Dataset items:
········

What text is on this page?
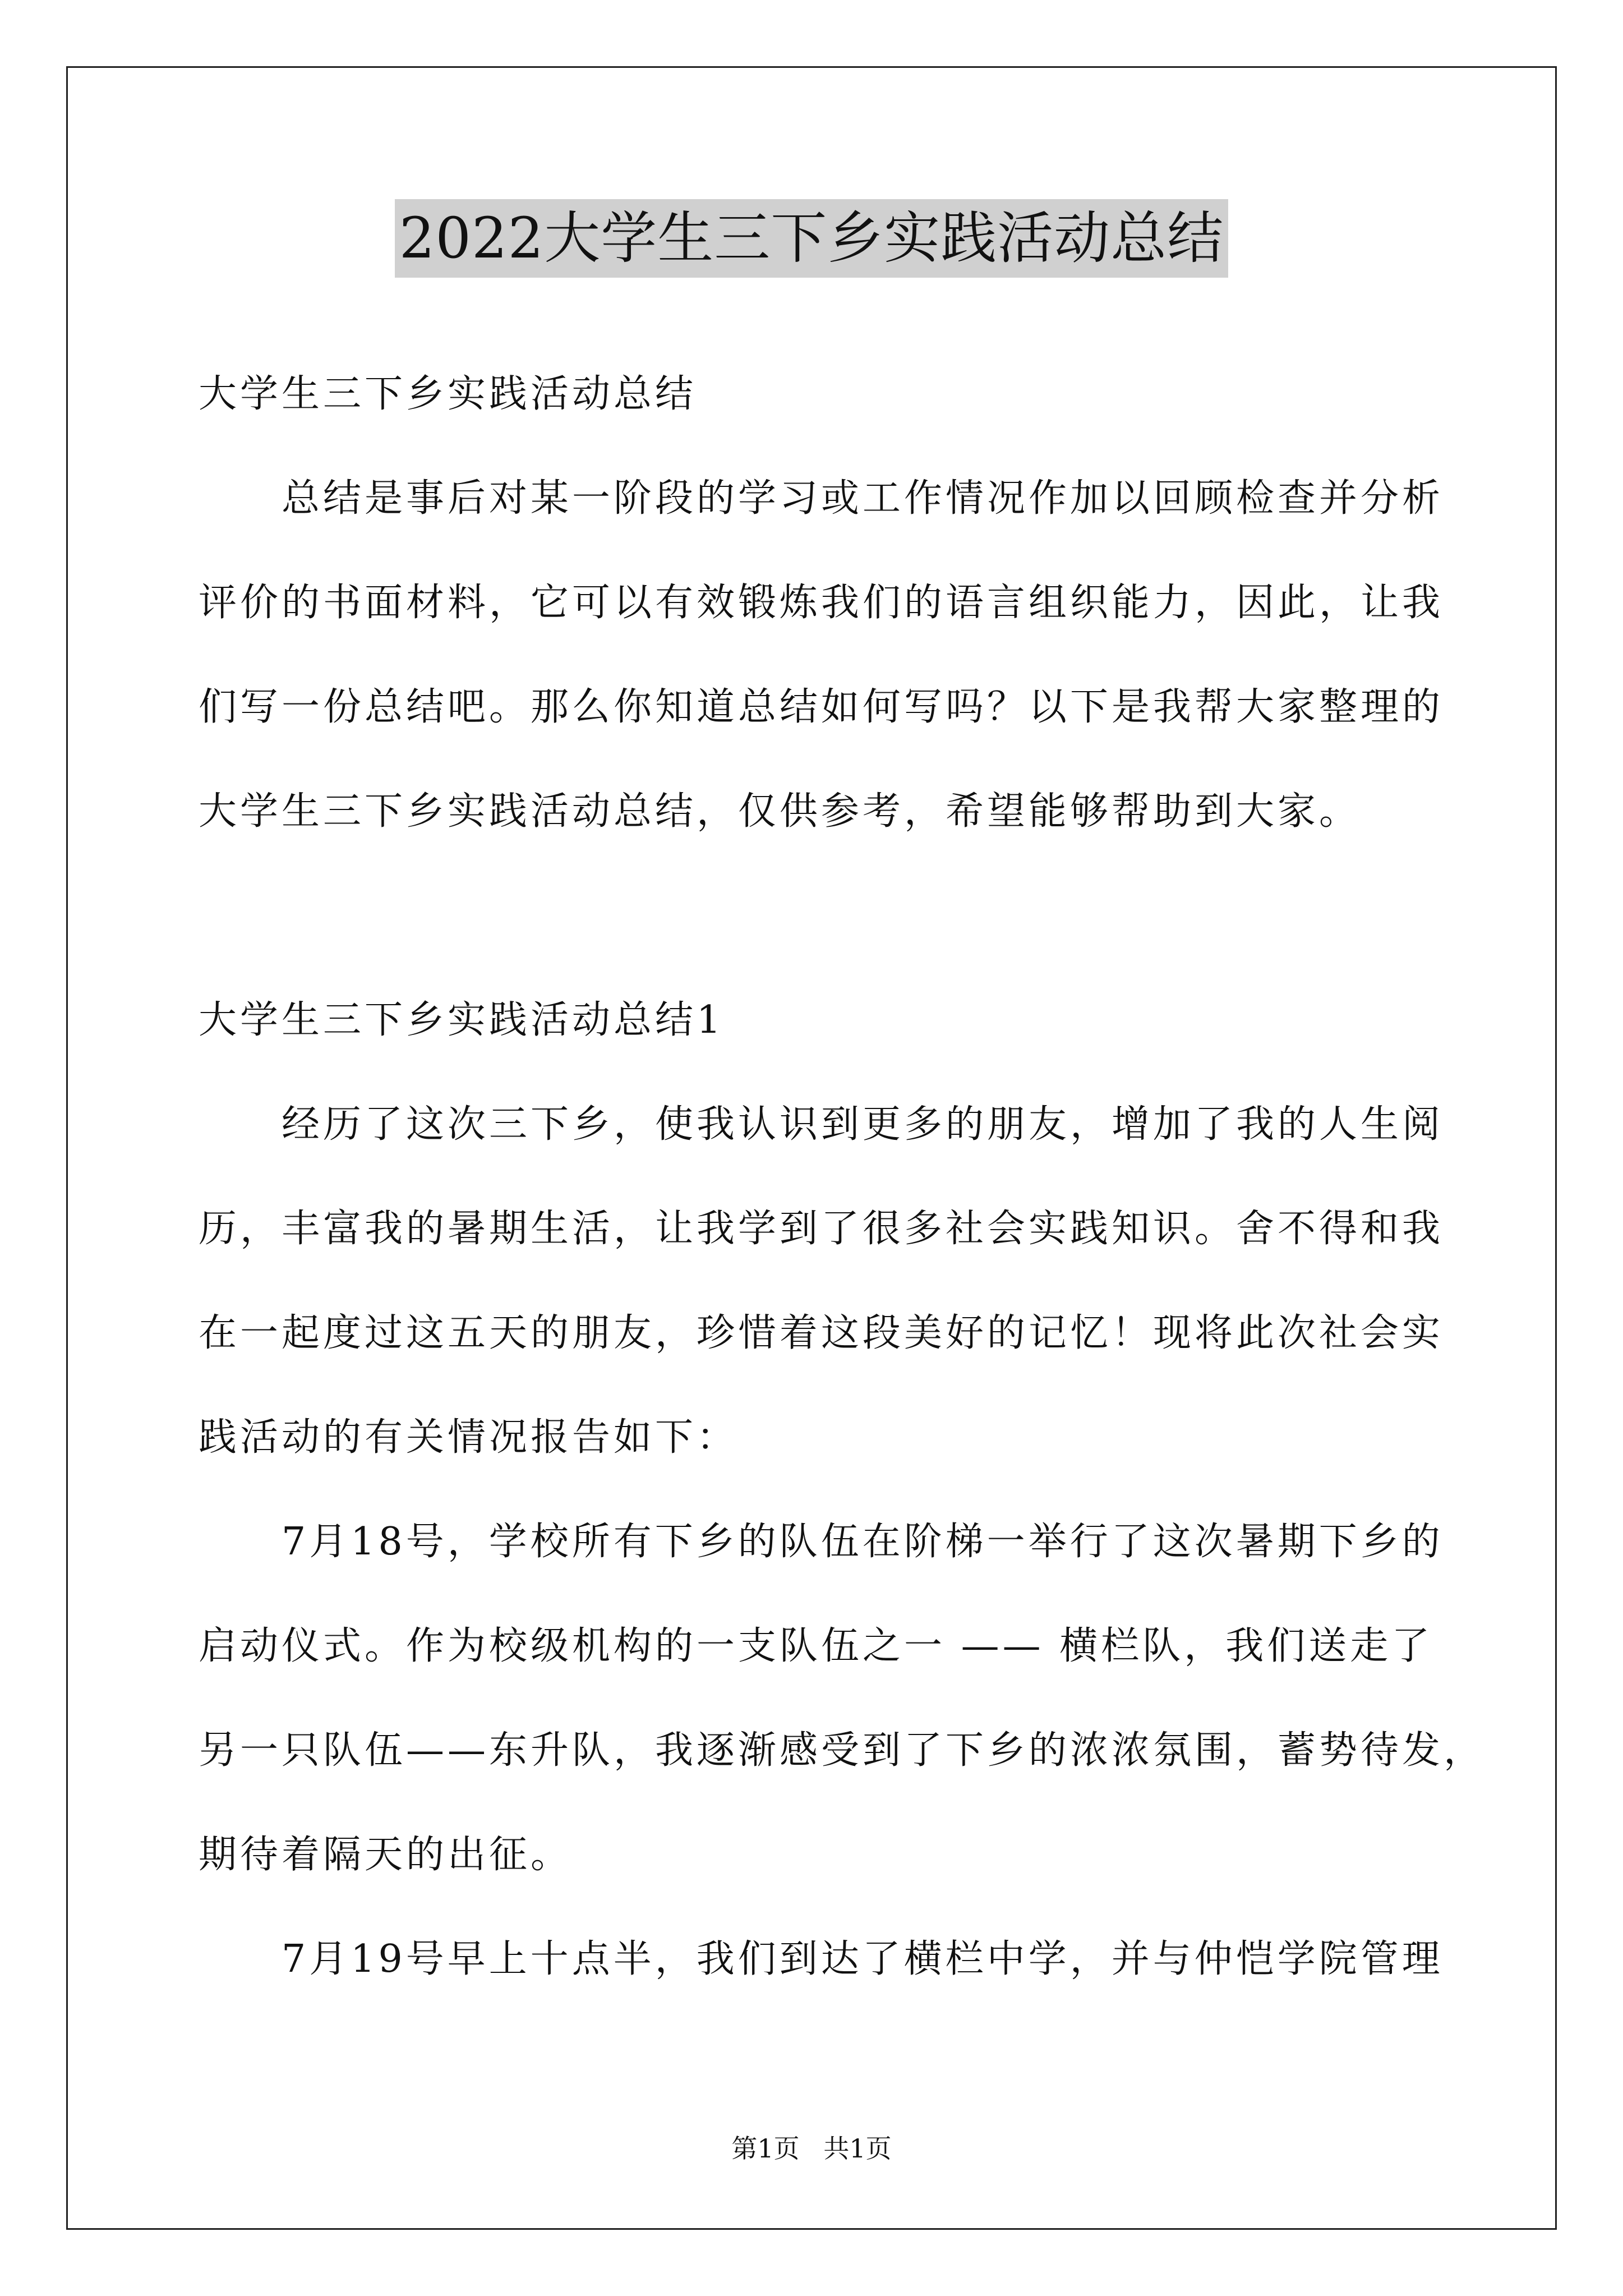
2022大学生三下乡实践活动总结
大学生三下乡实践活动总结
总结是事后对某一阶段的学习或工作情况作加以回顾检查并分析
评价的书面材料，它可以有效锻炼我们的语言组织能力，因此，让我
们写一份总结吧。那么你知道总结如何写吗？以下是我帮大家整理的
大学生三下乡实践活动总结，仅供参考，希望能够帮助到大家。
大学生三下乡实践活动总结1
经历了这次三下乡，使我认识到更多的朋友，增加了我的人生阅
历，丰富我的暑期生活，让我学到了很多社会实践知识。舍不得和我
在一起度过这五天的朋友，珍惜着这段美好的记忆！现将此次社会实
践活动的有关情况报告如下：
7月18号，学校所有下乡的队伍在阶梯一举行了这次暑期下乡的
启动仪式。作为校级机构的一支队伍之一 —— 横栏队，我们送走了
另一只队伍——东升队，我逐渐感受到了下乡的浓浓氛围，蓄势待发，
期待着隔天的出征。
7月19号早上十点半，我们到达了横栏中学，并与仲恺学院管理
第1页 共1页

········

• **Instruction**
Retype the data above exactly; pictures are not part of the copy.

• **Answer to the exercise**
What text is on this page?
2022大学生三下乡实践活动总结
大学生三下乡实践活动总结
总结是事后对某一阶段的学习或工作情况作加以回顾检查并分析
评价的书面材料，它可以有效锻炼我们的语言组织能力，因此，让我
们写一份总结吧。那么你知道总结如何写吗？以下是我帮大家整理的
大学生三下乡实践活动总结，仅供参考，希望能够帮助到大家。
大学生三下乡实践活动总结1
经历了这次三下乡，使我认识到更多的朋友，增加了我的人生阅
历，丰富我的暑期生活，让我学到了很多社会实践知识。舍不得和我
在一起度过这五天的朋友，珍惜着这段美好的记忆！现将此次社会实
践活动的有关情况报告如下：
7月18号，学校所有下乡的队伍在阶梯一举行了这次暑期下乡的
启动仪式。作为校级机构的一支队伍之一 —— 横栏队，我们送走了
另一只队伍——东升队，我逐渐感受到了下乡的浓浓氛围，蓄势待发，
期待着隔天的出征。
7月19号早上十点半，我们到达了横栏中学，并与仲恺学院管理
第1页 共1页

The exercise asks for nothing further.